▶ **REQUEST**
Set each record down exactly, excluding all images.

Records from a dataset
↓↓↓

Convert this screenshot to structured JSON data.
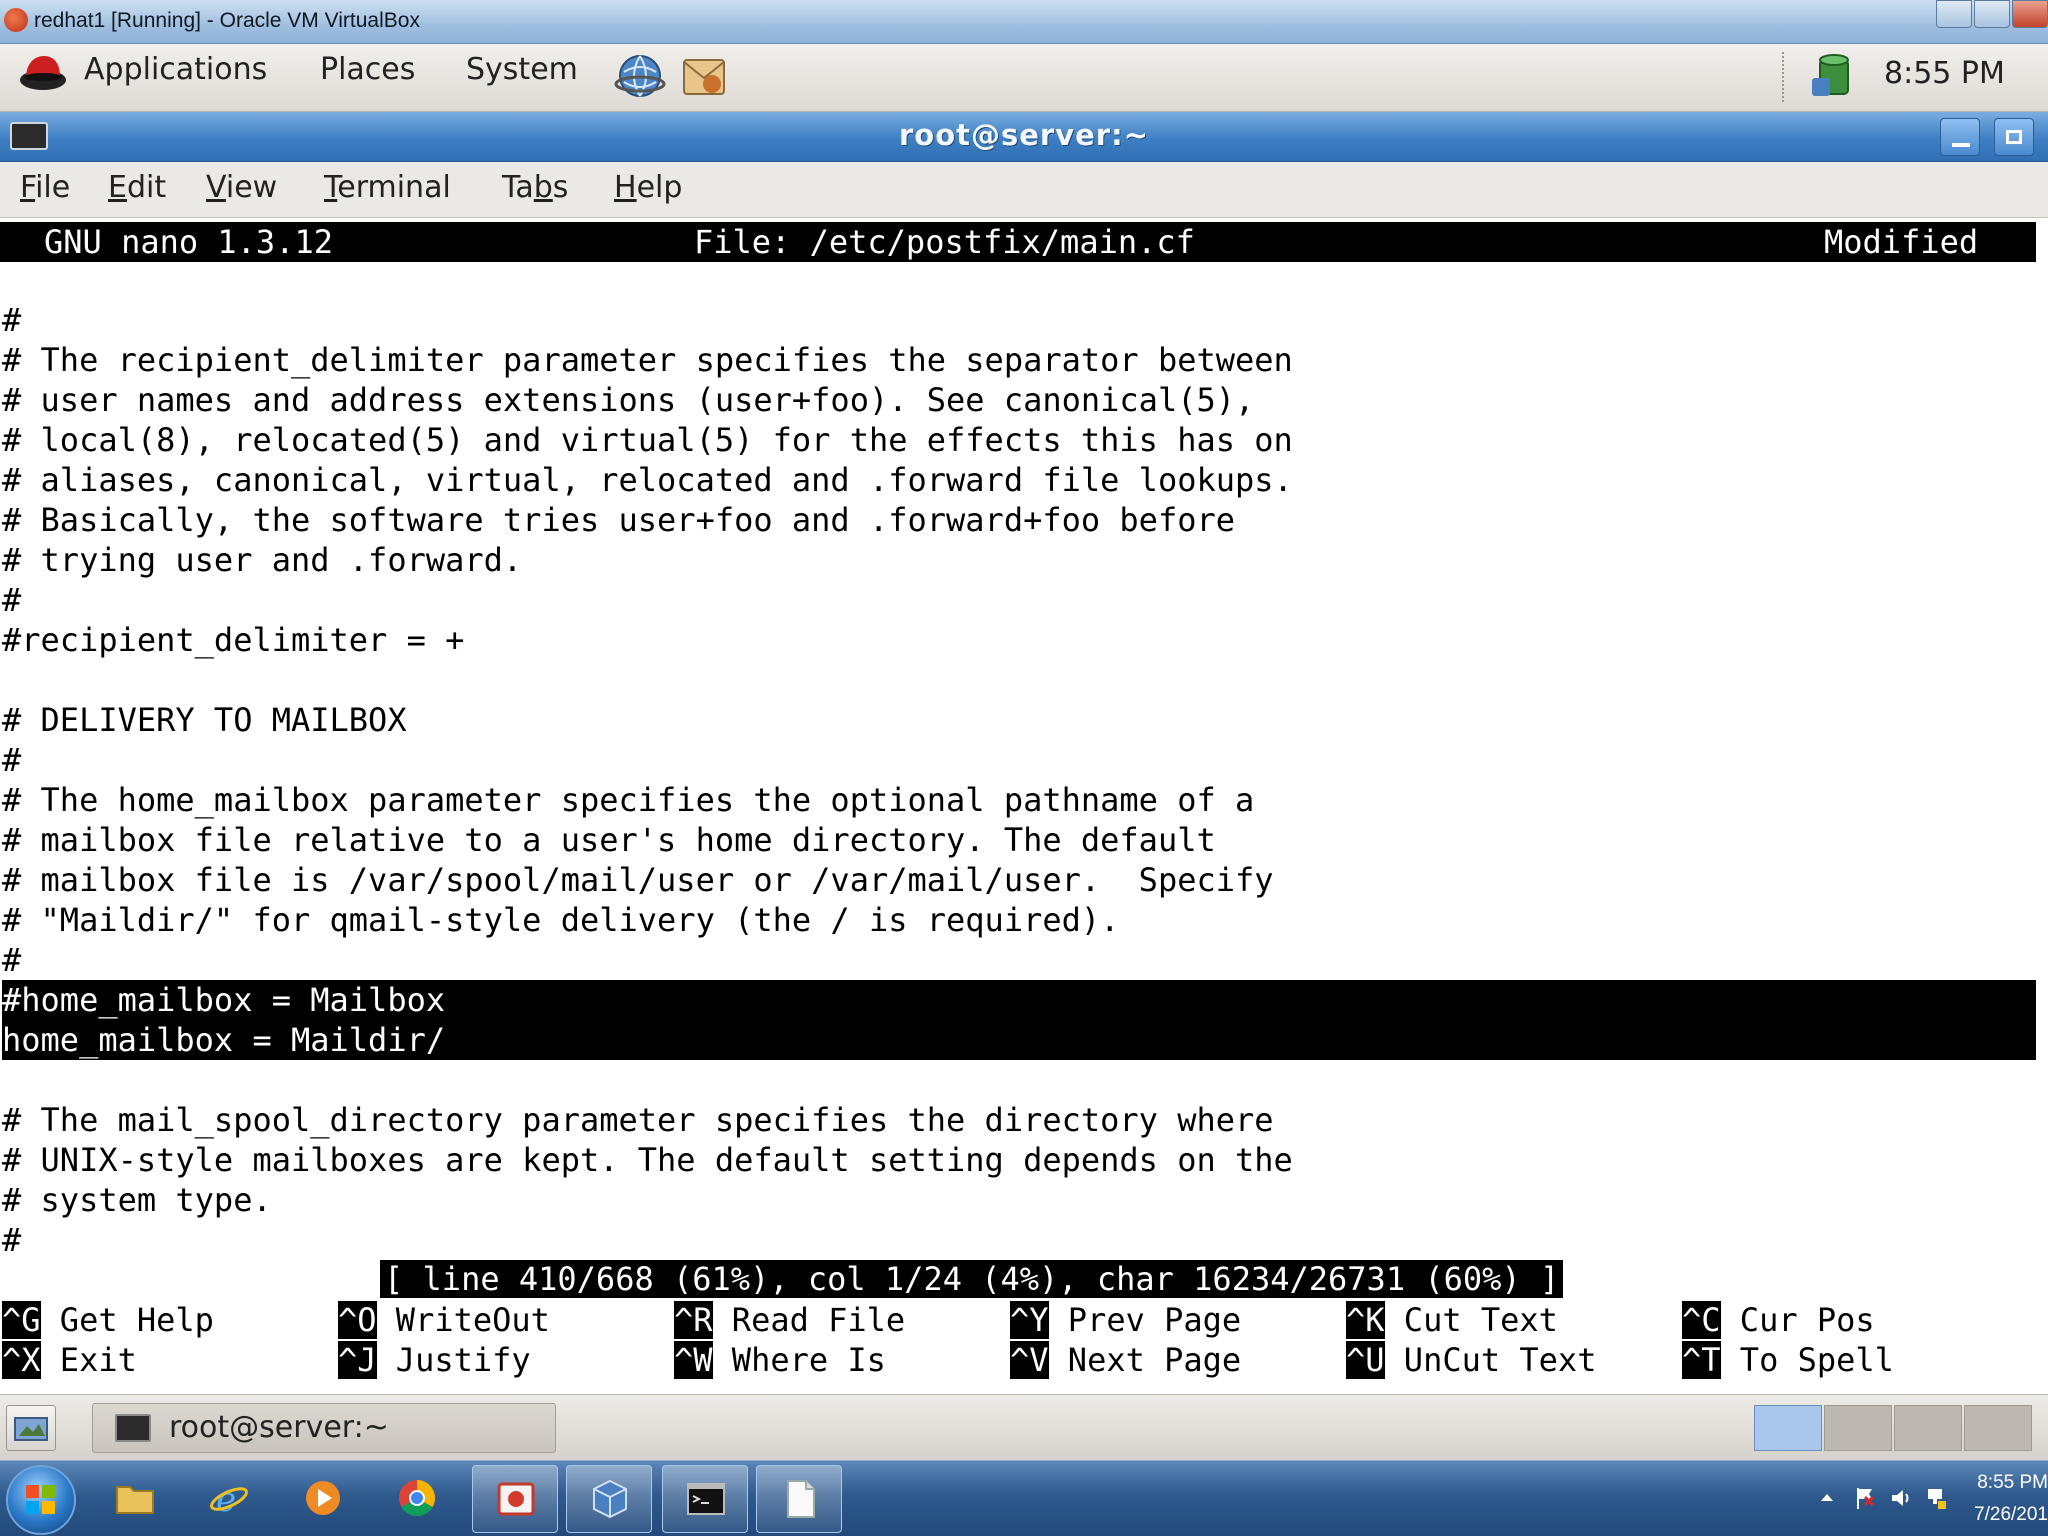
{
  "host_window": {
    "title": "redhat1 [Running] - Oracle VM VirtualBox"
  },
  "gnome_panel": {
    "menus": [
      "Applications",
      "Places",
      "System"
    ],
    "clock": "8:55 PM"
  },
  "terminal_window": {
    "title": "root@server:~",
    "menu": [
      "File",
      "Edit",
      "View",
      "Terminal",
      "Tabs",
      "Help"
    ],
    "menu_mnemonics": [
      "F",
      "E",
      "V",
      "T",
      "b",
      "H"
    ]
  },
  "nano": {
    "version": "GNU nano 1.3.12",
    "file": "File: /etc/postfix/main.cf",
    "state": "Modified",
    "lines": [
      "#",
      "# The recipient_delimiter parameter specifies the separator between",
      "# user names and address extensions (user+foo). See canonical(5),",
      "# local(8), relocated(5) and virtual(5) for the effects this has on",
      "# aliases, canonical, virtual, relocated and .forward file lookups.",
      "# Basically, the software tries user+foo and .forward+foo before",
      "# trying user and .forward.",
      "#",
      "#recipient_delimiter = +",
      "",
      "# DELIVERY TO MAILBOX",
      "#",
      "# The home_mailbox parameter specifies the optional pathname of a",
      "# mailbox file relative to a user's home directory. The default",
      "# mailbox file is /var/spool/mail/user or /var/mail/user.  Specify",
      "# \"Maildir/\" for qmail-style delivery (the / is required).",
      "#",
      "#home_mailbox = Mailbox",
      "home_mailbox = Maildir/",
      "",
      "# The mail_spool_directory parameter specifies the directory where",
      "# UNIX-style mailboxes are kept. The default setting depends on the",
      "# system type.",
      "#"
    ],
    "status": "[ line 410/668 (61%), col 1/24 (4%), char 16234/26731 (60%) ]",
    "shortcuts": [
      {
        "key": "^G",
        "label": "Get Help"
      },
      {
        "key": "^O",
        "label": "WriteOut"
      },
      {
        "key": "^R",
        "label": "Read File"
      },
      {
        "key": "^Y",
        "label": "Prev Page"
      },
      {
        "key": "^K",
        "label": "Cut Text"
      },
      {
        "key": "^C",
        "label": "Cur Pos"
      },
      {
        "key": "^X",
        "label": "Exit"
      },
      {
        "key": "^J",
        "label": "Justify"
      },
      {
        "key": "^W",
        "label": "Where Is"
      },
      {
        "key": "^V",
        "label": "Next Page"
      },
      {
        "key": "^U",
        "label": "UnCut Text"
      },
      {
        "key": "^T",
        "label": "To Spell"
      }
    ]
  },
  "gnome_bottom_panel": {
    "task_label": "root@server:~"
  },
  "windows_taskbar": {
    "time": "8:55 PM",
    "date": "7/26/201"
  },
  "colors": {
    "terminal_bg": "#ffffff",
    "terminal_fg": "#000000",
    "highlight_bg": "#000000",
    "title_blue": "#3e7fc4"
  }
}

↑↑↑

▶ **EXERCISE RESULT**
Convert this screenshot to structured JSON data.
{
  "host_window": {
    "title": "redhat1 [Running] - Oracle VM VirtualBox"
  },
  "gnome_panel": {
    "menus": [
      "Applications",
      "Places",
      "System"
    ],
    "clock": "8:55 PM"
  },
  "terminal_window": {
    "title": "root@server:~",
    "menu": [
      "File",
      "Edit",
      "View",
      "Terminal",
      "Tabs",
      "Help"
    ],
    "menu_mnemonics": [
      "F",
      "E",
      "V",
      "T",
      "b",
      "H"
    ]
  },
  "nano": {
    "version": "GNU nano 1.3.12",
    "file": "File: /etc/postfix/main.cf",
    "state": "Modified",
    "lines": [
      "#",
      "# The recipient_delimiter parameter specifies the separator between",
      "# user names and address extensions (user+foo). See canonical(5),",
      "# local(8), relocated(5) and virtual(5) for the effects this has on",
      "# aliases, canonical, virtual, relocated and .forward file lookups.",
      "# Basically, the software tries user+foo and .forward+foo before",
      "# trying user and .forward.",
      "#",
      "#recipient_delimiter = +",
      "",
      "# DELIVERY TO MAILBOX",
      "#",
      "# The home_mailbox parameter specifies the optional pathname of a",
      "# mailbox file relative to a user's home directory. The default",
      "# mailbox file is /var/spool/mail/user or /var/mail/user.  Specify",
      "# \"Maildir/\" for qmail-style delivery (the / is required).",
      "#",
      "#home_mailbox = Mailbox",
      "home_mailbox = Maildir/",
      "",
      "# The mail_spool_directory parameter specifies the directory where",
      "# UNIX-style mailboxes are kept. The default setting depends on the",
      "# system type.",
      "#"
    ],
    "status": "[ line 410/668 (61%), col 1/24 (4%), char 16234/26731 (60%) ]",
    "shortcuts": [
      {
        "key": "^G",
        "label": "Get Help"
      },
      {
        "key": "^O",
        "label": "WriteOut"
      },
      {
        "key": "^R",
        "label": "Read File"
      },
      {
        "key": "^Y",
        "label": "Prev Page"
      },
      {
        "key": "^K",
        "label": "Cut Text"
      },
      {
        "key": "^C",
        "label": "Cur Pos"
      },
      {
        "key": "^X",
        "label": "Exit"
      },
      {
        "key": "^J",
        "label": "Justify"
      },
      {
        "key": "^W",
        "label": "Where Is"
      },
      {
        "key": "^V",
        "label": "Next Page"
      },
      {
        "key": "^U",
        "label": "UnCut Text"
      },
      {
        "key": "^T",
        "label": "To Spell"
      }
    ]
  },
  "gnome_bottom_panel": {
    "task_label": "root@server:~"
  },
  "windows_taskbar": {
    "time": "8:55 PM",
    "date": "7/26/201"
  },
  "colors": {
    "terminal_bg": "#ffffff",
    "terminal_fg": "#000000",
    "highlight_bg": "#000000",
    "title_blue": "#3e7fc4"
  }
}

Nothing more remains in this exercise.